### MATERIAL PROVIDED
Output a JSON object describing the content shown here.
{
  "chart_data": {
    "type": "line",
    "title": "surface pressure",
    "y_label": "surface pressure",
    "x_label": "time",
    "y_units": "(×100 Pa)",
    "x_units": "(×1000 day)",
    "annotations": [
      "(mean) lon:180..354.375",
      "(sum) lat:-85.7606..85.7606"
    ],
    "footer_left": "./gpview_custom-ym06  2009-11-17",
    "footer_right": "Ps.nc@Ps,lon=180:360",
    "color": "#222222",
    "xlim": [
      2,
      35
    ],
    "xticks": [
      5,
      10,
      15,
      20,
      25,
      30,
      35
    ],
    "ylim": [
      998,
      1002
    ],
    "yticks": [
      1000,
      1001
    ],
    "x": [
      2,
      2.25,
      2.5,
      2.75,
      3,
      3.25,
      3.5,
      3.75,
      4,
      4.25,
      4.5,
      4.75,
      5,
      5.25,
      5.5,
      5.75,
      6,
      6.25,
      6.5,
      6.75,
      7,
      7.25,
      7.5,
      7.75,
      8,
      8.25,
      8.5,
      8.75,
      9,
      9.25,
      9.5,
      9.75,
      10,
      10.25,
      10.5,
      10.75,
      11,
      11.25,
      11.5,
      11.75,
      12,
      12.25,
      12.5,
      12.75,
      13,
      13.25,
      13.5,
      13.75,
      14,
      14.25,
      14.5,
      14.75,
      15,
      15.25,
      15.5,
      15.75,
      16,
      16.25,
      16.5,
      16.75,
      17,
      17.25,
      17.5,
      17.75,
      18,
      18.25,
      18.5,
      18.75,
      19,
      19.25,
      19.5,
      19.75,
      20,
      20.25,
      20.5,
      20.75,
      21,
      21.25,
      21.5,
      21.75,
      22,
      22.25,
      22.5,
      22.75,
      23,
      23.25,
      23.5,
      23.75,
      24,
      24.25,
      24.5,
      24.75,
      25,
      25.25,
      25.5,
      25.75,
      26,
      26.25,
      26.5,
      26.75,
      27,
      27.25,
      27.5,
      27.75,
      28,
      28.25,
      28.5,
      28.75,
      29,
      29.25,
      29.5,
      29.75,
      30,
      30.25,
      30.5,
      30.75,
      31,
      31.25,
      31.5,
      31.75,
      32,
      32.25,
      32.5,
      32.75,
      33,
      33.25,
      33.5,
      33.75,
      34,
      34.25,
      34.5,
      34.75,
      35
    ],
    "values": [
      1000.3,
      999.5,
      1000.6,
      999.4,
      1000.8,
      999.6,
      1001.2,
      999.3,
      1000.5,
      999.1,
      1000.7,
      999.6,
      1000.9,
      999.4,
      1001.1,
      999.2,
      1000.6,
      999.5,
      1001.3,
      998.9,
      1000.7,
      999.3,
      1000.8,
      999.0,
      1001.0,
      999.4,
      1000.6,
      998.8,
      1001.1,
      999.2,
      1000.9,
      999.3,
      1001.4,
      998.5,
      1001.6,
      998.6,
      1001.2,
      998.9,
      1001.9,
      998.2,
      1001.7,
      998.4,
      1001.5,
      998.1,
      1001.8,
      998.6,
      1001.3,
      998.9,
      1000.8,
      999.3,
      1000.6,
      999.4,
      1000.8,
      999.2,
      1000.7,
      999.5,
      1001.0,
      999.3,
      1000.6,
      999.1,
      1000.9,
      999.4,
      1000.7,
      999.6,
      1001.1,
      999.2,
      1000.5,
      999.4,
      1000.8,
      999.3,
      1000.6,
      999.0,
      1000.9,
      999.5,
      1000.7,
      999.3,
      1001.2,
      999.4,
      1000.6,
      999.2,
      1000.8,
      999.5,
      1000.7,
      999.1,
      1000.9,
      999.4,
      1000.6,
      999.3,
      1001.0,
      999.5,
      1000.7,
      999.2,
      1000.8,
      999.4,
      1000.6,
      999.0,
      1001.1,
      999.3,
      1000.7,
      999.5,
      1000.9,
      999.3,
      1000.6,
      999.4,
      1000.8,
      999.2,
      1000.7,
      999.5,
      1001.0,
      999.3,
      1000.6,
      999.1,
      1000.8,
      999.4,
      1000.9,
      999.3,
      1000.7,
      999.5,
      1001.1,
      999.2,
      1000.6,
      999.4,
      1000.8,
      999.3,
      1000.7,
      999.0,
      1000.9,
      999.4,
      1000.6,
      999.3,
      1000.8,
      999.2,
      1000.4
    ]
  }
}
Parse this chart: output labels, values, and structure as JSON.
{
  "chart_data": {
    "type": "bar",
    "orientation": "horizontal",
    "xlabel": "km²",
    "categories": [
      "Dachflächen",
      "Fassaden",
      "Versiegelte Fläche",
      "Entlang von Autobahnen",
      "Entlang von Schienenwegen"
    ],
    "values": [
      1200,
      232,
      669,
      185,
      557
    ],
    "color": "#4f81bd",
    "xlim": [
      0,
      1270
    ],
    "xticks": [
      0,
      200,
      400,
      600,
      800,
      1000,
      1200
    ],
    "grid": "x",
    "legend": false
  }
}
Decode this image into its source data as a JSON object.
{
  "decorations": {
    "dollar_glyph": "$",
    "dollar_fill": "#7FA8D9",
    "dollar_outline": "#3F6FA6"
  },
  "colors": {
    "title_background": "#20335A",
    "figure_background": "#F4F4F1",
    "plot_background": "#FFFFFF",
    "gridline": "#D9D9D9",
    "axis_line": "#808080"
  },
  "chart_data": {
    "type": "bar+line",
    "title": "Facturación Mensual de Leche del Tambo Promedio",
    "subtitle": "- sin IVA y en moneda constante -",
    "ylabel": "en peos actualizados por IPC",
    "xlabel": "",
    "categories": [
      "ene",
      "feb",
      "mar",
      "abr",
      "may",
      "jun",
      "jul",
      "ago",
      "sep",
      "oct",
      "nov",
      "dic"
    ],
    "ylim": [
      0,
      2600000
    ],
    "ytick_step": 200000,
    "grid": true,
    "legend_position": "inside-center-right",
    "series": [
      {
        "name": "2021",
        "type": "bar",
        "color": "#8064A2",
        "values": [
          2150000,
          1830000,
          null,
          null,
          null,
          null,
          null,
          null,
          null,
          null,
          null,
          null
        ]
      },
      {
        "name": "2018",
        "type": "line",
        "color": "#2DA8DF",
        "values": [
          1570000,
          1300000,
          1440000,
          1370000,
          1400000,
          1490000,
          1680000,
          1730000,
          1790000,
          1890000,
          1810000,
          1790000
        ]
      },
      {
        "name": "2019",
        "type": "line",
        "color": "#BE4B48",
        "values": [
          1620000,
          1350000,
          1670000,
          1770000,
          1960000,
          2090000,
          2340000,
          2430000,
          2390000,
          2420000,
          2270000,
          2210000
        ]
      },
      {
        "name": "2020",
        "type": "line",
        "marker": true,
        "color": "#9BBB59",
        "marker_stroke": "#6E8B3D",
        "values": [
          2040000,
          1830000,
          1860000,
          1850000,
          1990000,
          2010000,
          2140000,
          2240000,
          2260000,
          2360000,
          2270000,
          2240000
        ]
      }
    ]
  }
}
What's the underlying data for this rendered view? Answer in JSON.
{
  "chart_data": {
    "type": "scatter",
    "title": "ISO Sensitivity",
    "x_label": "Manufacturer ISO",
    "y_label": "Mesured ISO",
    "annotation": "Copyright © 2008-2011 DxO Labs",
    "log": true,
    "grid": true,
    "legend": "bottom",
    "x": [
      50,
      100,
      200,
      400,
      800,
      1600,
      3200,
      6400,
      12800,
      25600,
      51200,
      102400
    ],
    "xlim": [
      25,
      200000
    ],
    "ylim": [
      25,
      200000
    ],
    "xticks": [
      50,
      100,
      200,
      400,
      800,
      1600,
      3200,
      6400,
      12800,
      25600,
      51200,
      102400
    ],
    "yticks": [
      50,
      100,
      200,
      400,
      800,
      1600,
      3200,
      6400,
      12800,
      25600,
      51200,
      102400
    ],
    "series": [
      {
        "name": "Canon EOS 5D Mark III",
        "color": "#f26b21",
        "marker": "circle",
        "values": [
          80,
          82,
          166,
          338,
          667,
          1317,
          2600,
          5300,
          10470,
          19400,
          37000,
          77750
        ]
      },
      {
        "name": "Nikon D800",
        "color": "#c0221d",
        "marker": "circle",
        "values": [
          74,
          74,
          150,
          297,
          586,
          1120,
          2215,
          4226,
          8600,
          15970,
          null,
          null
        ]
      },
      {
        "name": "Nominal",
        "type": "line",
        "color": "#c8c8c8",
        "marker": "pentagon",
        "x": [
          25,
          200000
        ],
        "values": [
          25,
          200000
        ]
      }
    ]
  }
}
######
Return each full line of the entries that contains the word "name".

        "name": "2021",
        "name": "2018",
        "name": "2019",
        "name": "2020",
        "name": "Canon EOS 5D Mark III",
        "name": "Nikon D800",
        "name": "Nominal",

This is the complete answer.